#### TASK BRIEF:
Keep only the lines that hold the string "Debugging", filtering out the rest of the entries below.

#### RECORDS SHOWN:
____

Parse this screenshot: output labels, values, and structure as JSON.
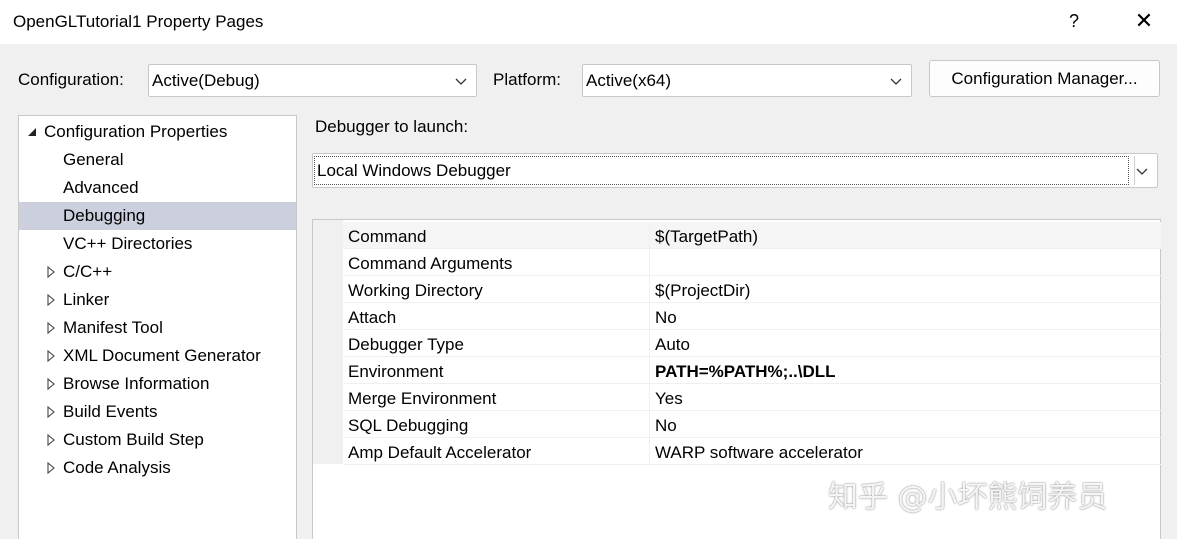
{
  "window": {
    "title": "OpenGLTutorial1 Property Pages",
    "help_glyph": "?",
    "close_glyph": "✕"
  },
  "toolbar": {
    "configuration_label": "Configuration:",
    "configuration_value": "Active(Debug)",
    "platform_label": "Platform:",
    "platform_value": "Active(x64)",
    "config_manager_label": "Configuration Manager..."
  },
  "tree": {
    "root": "Configuration Properties",
    "items": [
      {
        "label": "General",
        "expandable": false
      },
      {
        "label": "Advanced",
        "expandable": false
      },
      {
        "label": "Debugging",
        "expandable": false,
        "selected": true
      },
      {
        "label": "VC++ Directories",
        "expandable": false
      },
      {
        "label": "C/C++",
        "expandable": true
      },
      {
        "label": "Linker",
        "expandable": true
      },
      {
        "label": "Manifest Tool",
        "expandable": true
      },
      {
        "label": "XML Document Generator",
        "expandable": true
      },
      {
        "label": "Browse Information",
        "expandable": true
      },
      {
        "label": "Build Events",
        "expandable": true
      },
      {
        "label": "Custom Build Step",
        "expandable": true
      },
      {
        "label": "Code Analysis",
        "expandable": true
      }
    ]
  },
  "debugger": {
    "label": "Debugger to launch:",
    "value": "Local Windows Debugger"
  },
  "properties": [
    {
      "name": "Command",
      "value": "$(TargetPath)"
    },
    {
      "name": "Command Arguments",
      "value": ""
    },
    {
      "name": "Working Directory",
      "value": "$(ProjectDir)"
    },
    {
      "name": "Attach",
      "value": "No"
    },
    {
      "name": "Debugger Type",
      "value": "Auto"
    },
    {
      "name": "Environment",
      "value": "PATH=%PATH%;..\\DLL",
      "bold": true
    },
    {
      "name": "Merge Environment",
      "value": "Yes"
    },
    {
      "name": "SQL Debugging",
      "value": "No"
    },
    {
      "name": "Amp Default Accelerator",
      "value": "WARP software accelerator"
    }
  ],
  "watermark": "知乎 @小坏熊饲养员",
  "colors": {
    "selection": "#ccd0de",
    "window_bg": "#f0f0f0",
    "border": "#c8c8c8"
  }
}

____

#### SOLUTION TO THE EXERCISE:
        "label": "Debugging",
      "name": "SQL Debugging",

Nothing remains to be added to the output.